■ Task requirements: Identify and pull out each line of the entries in which "text" occurs.

[Items from a figure collection]
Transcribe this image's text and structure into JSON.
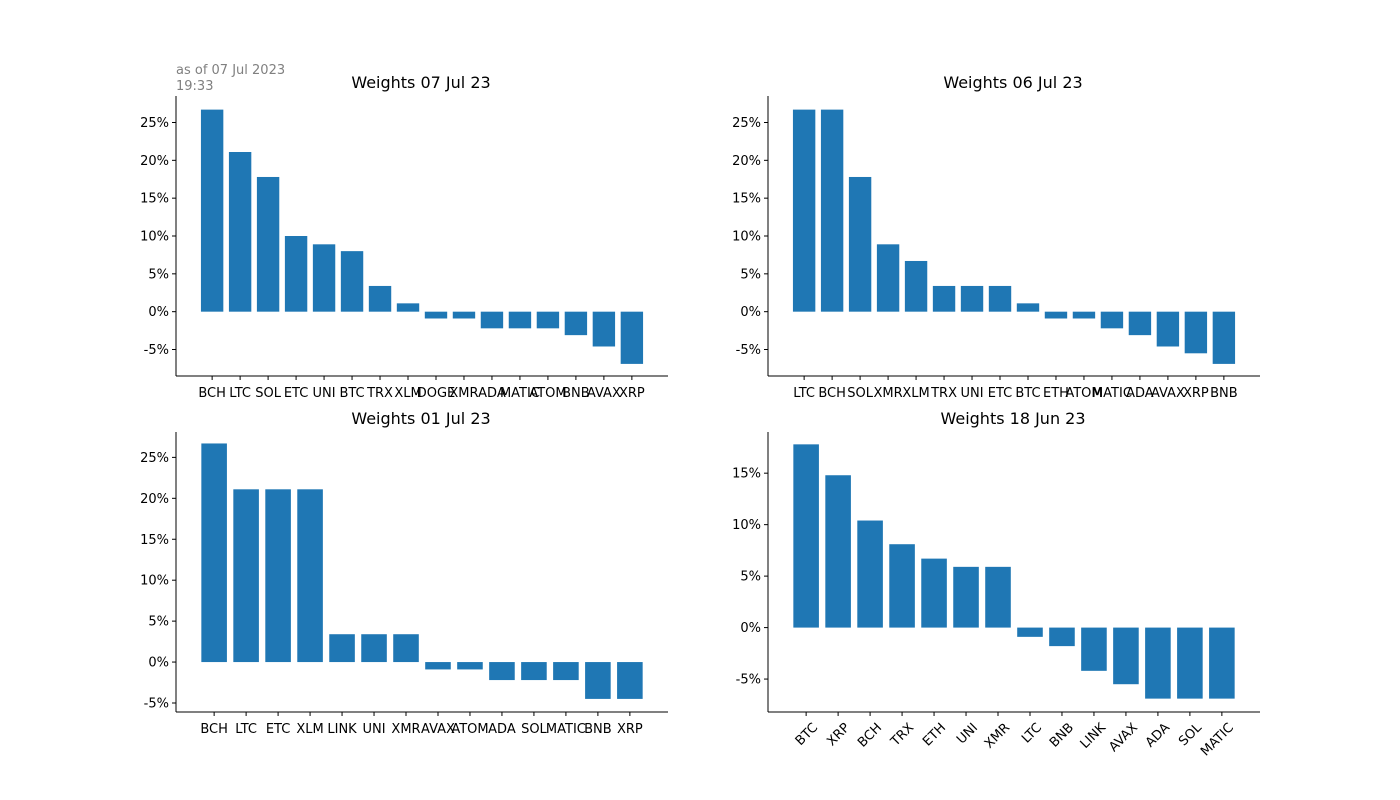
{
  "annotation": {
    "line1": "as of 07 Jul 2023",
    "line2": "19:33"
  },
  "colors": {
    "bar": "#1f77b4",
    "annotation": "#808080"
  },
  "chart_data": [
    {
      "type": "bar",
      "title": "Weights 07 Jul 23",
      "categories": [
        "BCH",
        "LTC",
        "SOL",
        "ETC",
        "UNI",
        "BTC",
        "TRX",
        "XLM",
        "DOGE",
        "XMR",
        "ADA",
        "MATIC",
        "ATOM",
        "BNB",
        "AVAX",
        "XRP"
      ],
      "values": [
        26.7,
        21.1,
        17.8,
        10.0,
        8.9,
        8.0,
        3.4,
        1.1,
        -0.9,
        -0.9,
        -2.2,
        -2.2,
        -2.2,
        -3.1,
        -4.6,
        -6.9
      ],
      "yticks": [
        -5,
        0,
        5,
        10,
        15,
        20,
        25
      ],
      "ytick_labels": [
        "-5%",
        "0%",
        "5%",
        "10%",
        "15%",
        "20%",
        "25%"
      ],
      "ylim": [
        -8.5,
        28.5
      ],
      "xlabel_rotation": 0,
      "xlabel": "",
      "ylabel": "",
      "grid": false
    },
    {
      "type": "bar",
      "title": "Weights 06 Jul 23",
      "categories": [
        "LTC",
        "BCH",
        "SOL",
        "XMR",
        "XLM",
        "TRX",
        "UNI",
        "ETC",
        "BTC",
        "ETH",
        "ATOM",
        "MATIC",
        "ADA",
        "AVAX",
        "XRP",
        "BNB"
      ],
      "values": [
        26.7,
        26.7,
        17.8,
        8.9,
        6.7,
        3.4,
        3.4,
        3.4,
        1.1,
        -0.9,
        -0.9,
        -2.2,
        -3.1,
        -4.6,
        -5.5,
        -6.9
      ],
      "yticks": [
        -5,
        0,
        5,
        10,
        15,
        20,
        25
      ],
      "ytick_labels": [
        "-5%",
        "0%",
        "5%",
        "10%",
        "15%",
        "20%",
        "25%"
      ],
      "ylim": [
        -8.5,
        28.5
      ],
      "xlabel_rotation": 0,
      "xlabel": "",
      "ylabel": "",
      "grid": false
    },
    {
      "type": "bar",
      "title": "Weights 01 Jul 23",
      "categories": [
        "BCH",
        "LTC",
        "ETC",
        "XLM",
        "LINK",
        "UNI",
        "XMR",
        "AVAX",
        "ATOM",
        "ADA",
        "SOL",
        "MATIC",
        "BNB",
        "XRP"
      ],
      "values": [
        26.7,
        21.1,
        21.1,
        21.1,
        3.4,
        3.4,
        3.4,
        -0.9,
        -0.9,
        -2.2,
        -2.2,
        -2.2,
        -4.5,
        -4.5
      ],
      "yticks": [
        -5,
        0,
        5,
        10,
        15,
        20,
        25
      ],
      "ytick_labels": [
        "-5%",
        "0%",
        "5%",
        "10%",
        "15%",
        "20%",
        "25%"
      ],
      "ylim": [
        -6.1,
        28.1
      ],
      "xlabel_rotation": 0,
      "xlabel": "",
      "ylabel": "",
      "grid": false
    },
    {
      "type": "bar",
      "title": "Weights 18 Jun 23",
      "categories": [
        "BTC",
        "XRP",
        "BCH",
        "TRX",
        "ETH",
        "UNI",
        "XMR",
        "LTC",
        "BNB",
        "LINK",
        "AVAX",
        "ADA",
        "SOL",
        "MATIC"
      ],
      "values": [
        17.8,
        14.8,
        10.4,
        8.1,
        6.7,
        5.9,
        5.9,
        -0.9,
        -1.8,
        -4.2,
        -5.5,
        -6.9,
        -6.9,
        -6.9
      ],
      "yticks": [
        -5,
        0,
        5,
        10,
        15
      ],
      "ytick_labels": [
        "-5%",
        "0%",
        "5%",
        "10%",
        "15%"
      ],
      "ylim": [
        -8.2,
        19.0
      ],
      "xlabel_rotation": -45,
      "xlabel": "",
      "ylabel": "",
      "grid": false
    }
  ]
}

* * *

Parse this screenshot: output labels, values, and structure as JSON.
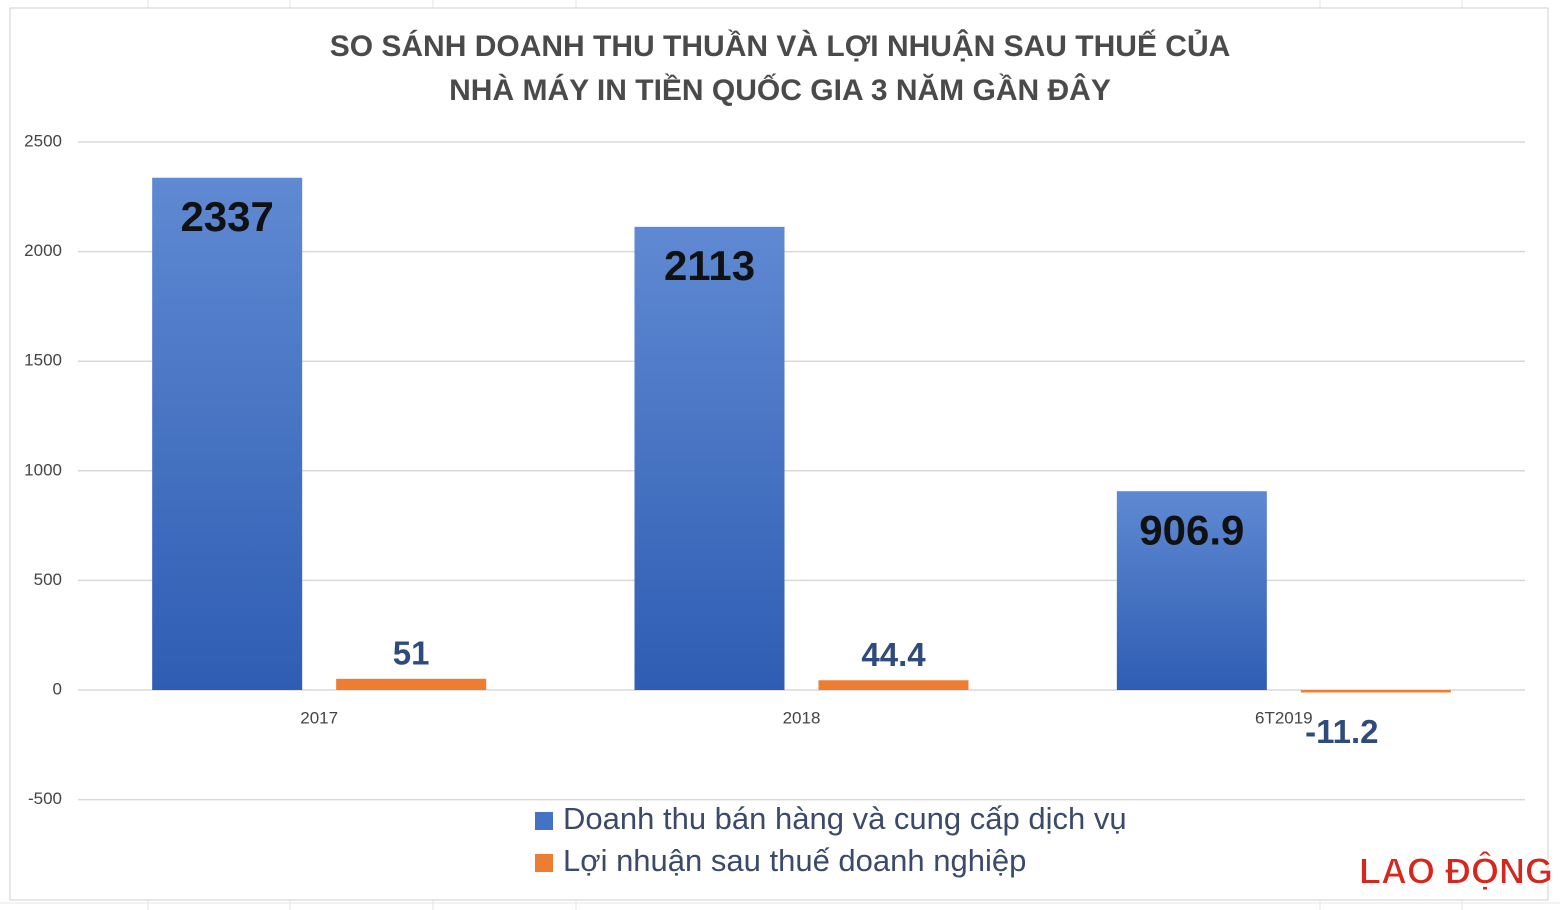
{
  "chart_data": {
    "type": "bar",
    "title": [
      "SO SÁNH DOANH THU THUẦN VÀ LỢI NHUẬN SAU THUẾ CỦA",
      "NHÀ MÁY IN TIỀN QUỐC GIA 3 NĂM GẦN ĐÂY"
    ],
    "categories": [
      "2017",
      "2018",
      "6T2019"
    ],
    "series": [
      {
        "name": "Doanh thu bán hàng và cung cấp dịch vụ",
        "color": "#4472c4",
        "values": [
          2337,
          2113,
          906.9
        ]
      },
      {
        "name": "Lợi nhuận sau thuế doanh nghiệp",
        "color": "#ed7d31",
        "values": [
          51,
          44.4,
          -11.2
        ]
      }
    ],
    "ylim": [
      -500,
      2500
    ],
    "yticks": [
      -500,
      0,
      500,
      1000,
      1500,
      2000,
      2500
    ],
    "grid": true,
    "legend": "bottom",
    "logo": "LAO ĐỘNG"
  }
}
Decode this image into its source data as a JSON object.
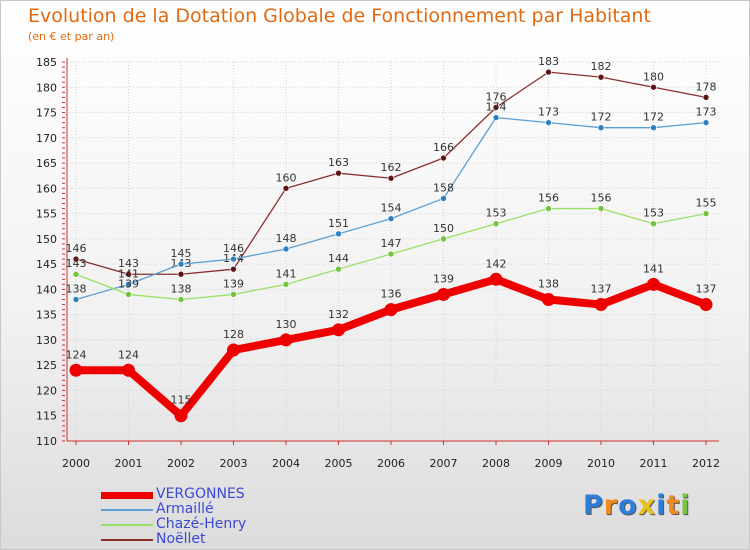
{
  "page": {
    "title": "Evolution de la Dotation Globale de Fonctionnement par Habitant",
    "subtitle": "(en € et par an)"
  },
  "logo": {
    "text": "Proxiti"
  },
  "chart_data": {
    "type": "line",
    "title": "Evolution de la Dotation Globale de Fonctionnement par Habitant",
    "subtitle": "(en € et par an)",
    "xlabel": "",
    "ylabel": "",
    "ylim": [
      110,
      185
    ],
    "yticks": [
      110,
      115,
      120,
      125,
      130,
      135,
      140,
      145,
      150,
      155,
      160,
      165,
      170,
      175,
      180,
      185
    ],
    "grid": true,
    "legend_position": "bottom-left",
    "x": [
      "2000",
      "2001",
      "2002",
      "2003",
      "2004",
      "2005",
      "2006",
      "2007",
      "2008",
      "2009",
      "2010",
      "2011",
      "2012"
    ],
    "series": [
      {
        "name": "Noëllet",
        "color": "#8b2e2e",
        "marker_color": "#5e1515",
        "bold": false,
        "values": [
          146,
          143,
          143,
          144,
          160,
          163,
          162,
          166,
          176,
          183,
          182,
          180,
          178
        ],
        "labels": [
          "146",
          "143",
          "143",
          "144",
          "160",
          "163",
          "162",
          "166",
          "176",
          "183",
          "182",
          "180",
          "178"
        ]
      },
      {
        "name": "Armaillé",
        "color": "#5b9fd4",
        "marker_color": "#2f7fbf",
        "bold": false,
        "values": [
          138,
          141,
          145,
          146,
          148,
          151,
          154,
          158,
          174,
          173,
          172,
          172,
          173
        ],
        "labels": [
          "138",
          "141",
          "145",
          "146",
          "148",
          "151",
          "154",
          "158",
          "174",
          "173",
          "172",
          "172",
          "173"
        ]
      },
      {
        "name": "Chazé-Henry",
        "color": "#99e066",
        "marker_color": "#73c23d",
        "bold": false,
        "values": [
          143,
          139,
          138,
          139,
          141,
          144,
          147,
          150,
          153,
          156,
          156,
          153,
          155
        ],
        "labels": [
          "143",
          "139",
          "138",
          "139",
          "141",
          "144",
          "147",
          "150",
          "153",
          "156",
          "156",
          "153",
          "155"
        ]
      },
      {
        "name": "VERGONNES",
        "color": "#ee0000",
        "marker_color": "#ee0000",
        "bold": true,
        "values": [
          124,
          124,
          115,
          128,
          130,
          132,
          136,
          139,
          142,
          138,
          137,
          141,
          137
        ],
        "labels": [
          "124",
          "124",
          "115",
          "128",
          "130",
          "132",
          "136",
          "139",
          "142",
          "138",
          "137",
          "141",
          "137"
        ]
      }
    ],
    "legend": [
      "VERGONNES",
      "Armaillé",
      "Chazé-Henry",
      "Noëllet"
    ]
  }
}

■ Output for this exercise:
Transcribe this image's text and structure into JSON.
    "text": "Proxiti"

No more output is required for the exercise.